## DATA EXTRACT

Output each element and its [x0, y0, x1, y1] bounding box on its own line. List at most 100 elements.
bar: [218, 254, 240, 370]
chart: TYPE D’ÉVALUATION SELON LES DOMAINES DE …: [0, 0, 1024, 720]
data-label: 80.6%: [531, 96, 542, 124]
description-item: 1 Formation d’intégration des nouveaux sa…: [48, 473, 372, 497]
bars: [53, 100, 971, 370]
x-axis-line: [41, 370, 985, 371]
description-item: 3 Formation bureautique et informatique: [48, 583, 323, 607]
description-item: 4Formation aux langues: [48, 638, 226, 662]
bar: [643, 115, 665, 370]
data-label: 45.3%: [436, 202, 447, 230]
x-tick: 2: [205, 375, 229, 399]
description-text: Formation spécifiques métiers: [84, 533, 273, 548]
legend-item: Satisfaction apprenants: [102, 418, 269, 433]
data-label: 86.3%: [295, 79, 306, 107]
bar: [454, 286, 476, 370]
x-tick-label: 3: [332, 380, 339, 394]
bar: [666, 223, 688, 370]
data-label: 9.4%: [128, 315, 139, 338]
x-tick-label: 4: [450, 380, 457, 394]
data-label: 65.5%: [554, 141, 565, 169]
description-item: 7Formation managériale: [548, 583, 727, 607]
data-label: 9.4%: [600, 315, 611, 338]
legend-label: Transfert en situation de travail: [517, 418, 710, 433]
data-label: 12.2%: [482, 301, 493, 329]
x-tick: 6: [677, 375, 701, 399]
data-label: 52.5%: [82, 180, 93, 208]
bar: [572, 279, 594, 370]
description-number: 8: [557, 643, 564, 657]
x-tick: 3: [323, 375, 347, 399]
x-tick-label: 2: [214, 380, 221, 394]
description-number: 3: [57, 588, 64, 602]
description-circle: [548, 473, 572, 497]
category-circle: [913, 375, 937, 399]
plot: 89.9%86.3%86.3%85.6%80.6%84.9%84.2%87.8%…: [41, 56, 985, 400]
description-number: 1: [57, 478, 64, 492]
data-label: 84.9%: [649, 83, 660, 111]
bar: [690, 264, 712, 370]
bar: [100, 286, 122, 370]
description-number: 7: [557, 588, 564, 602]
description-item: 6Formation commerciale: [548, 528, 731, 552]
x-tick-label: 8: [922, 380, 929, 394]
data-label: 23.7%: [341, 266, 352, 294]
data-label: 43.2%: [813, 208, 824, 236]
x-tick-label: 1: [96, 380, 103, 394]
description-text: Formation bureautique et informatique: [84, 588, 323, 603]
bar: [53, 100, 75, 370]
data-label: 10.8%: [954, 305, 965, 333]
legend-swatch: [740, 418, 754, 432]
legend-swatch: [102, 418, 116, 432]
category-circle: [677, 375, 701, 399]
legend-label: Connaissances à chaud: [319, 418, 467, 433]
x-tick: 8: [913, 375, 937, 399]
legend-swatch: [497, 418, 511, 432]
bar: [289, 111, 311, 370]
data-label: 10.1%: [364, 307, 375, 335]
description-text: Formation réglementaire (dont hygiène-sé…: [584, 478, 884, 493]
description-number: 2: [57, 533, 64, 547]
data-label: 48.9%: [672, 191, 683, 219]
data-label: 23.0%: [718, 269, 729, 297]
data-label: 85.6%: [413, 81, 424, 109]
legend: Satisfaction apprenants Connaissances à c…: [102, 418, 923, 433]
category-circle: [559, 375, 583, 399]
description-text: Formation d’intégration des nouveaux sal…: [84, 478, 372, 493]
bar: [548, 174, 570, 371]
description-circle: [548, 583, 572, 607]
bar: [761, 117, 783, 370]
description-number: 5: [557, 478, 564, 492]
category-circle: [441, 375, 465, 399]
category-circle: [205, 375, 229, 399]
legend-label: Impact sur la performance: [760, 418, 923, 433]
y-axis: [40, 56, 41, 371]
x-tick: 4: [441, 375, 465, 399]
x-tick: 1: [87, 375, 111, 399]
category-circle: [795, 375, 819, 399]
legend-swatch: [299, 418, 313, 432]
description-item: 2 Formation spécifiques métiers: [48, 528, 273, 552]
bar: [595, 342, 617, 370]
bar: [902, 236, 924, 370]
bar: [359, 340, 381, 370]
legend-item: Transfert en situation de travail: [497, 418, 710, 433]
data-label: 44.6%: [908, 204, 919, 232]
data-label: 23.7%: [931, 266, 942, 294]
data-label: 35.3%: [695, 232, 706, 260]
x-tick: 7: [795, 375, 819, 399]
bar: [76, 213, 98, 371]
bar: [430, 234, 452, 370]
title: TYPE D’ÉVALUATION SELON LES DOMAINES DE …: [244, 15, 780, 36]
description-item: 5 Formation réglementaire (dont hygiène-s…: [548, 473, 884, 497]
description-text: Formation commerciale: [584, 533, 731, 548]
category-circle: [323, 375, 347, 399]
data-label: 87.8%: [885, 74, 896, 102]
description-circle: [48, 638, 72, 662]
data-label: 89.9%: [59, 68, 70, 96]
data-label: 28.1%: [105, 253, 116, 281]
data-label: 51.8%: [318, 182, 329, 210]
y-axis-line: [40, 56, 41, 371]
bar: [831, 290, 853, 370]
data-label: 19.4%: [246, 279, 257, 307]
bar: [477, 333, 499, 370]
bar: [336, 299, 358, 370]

## PROBLEM REQUIREMENTS
Reproduce all the rows above unchanged, except replace every occurrence of "data-label" with "value-label".

## TASK ANSWER
Output each element and its [x0, y0, x1, y1] bounding box on its own line. List at most 100 elements.
bar: [218, 254, 240, 370]
chart: TYPE D’ÉVALUATION SELON LES DOMAINES DE …: [0, 0, 1024, 720]
value-label: 80.6%: [531, 96, 542, 124]
description-item: 1 Formation d’intégration des nouveaux sa…: [48, 473, 372, 497]
bars: [53, 100, 971, 370]
x-axis-line: [41, 370, 985, 371]
description-item: 3 Formation bureautique et informatique: [48, 583, 323, 607]
description-item: 4Formation aux langues: [48, 638, 226, 662]
bar: [643, 115, 665, 370]
value-label: 45.3%: [436, 202, 447, 230]
x-tick: 2: [205, 375, 229, 399]
description-text: Formation spécifiques métiers: [84, 533, 273, 548]
legend-item: Satisfaction apprenants: [102, 418, 269, 433]
value-label: 86.3%: [295, 79, 306, 107]
bar: [454, 286, 476, 370]
x-tick-label: 3: [332, 380, 339, 394]
bar: [666, 223, 688, 370]
value-label: 9.4%: [128, 315, 139, 338]
x-tick-label: 4: [450, 380, 457, 394]
value-label: 65.5%: [554, 141, 565, 169]
description-item: 7Formation managériale: [548, 583, 727, 607]
value-label: 9.4%: [600, 315, 611, 338]
legend-label: Transfert en situation de travail: [517, 418, 710, 433]
value-label: 12.2%: [482, 301, 493, 329]
x-tick: 6: [677, 375, 701, 399]
value-label: 52.5%: [82, 180, 93, 208]
bar: [572, 279, 594, 370]
description-number: 8: [557, 643, 564, 657]
x-tick: 3: [323, 375, 347, 399]
x-tick-label: 2: [214, 380, 221, 394]
description-number: 3: [57, 588, 64, 602]
description-circle: [548, 473, 572, 497]
category-circle: [913, 375, 937, 399]
plot: 89.9%86.3%86.3%85.6%80.6%84.9%84.2%87.8%…: [41, 56, 985, 400]
description-number: 1: [57, 478, 64, 492]
value-label: 84.9%: [649, 83, 660, 111]
bar: [690, 264, 712, 370]
bar: [100, 286, 122, 370]
description-number: 7: [557, 588, 564, 602]
description-item: 6Formation commerciale: [548, 528, 731, 552]
x-tick-label: 8: [922, 380, 929, 394]
value-label: 23.7%: [341, 266, 352, 294]
value-label: 43.2%: [813, 208, 824, 236]
x-tick-label: 1: [96, 380, 103, 394]
description-text: Formation bureautique et informatique: [84, 588, 323, 603]
bar: [53, 100, 75, 370]
value-label: 10.8%: [954, 305, 965, 333]
legend-swatch: [740, 418, 754, 432]
legend-swatch: [102, 418, 116, 432]
category-circle: [677, 375, 701, 399]
legend-label: Connaissances à chaud: [319, 418, 467, 433]
x-tick: 8: [913, 375, 937, 399]
legend-swatch: [497, 418, 511, 432]
bar: [289, 111, 311, 370]
value-label: 10.1%: [364, 307, 375, 335]
description-text: Formation réglementaire (dont hygiène-sé…: [584, 478, 884, 493]
description-number: 2: [57, 533, 64, 547]
value-label: 48.9%: [672, 191, 683, 219]
value-label: 23.0%: [718, 269, 729, 297]
value-label: 85.6%: [413, 81, 424, 109]
legend: Satisfaction apprenants Connaissances à c…: [102, 418, 923, 433]
category-circle: [559, 375, 583, 399]
description-text: Formation d’intégration des nouveaux sal…: [84, 478, 372, 493]
bar: [548, 174, 570, 371]
description-circle: [548, 583, 572, 607]
bar: [761, 117, 783, 370]
description-number: 5: [557, 478, 564, 492]
category-circle: [441, 375, 465, 399]
category-circle: [205, 375, 229, 399]
legend-label: Impact sur la performance: [760, 418, 923, 433]
y-axis: [40, 56, 41, 371]
x-tick: 4: [441, 375, 465, 399]
x-tick: 1: [87, 375, 111, 399]
category-circle: [795, 375, 819, 399]
legend-swatch: [299, 418, 313, 432]
description-item: 2 Formation spécifiques métiers: [48, 528, 273, 552]
bar: [595, 342, 617, 370]
bar: [902, 236, 924, 370]
bar: [359, 340, 381, 370]
legend-item: Transfert en situation de travail: [497, 418, 710, 433]
value-label: 44.6%: [908, 204, 919, 232]
value-label: 23.7%: [931, 266, 942, 294]
value-label: 35.3%: [695, 232, 706, 260]
x-tick: 7: [795, 375, 819, 399]
bar: [76, 213, 98, 371]
bar: [430, 234, 452, 370]
title: TYPE D’ÉVALUATION SELON LES DOMAINES DE …: [244, 15, 780, 36]
description-item: 5 Formation réglementaire (dont hygiène-s…: [548, 473, 884, 497]
description-text: Formation commerciale: [584, 533, 731, 548]
category-circle: [323, 375, 347, 399]
value-label: 87.8%: [885, 74, 896, 102]
description-circle: [48, 638, 72, 662]
value-label: 89.9%: [59, 68, 70, 96]
value-label: 28.1%: [105, 253, 116, 281]
value-label: 51.8%: [318, 182, 329, 210]
y-axis-line: [40, 56, 41, 371]
bar: [831, 290, 853, 370]
value-label: 19.4%: [246, 279, 257, 307]
bar: [477, 333, 499, 370]
bar: [336, 299, 358, 370]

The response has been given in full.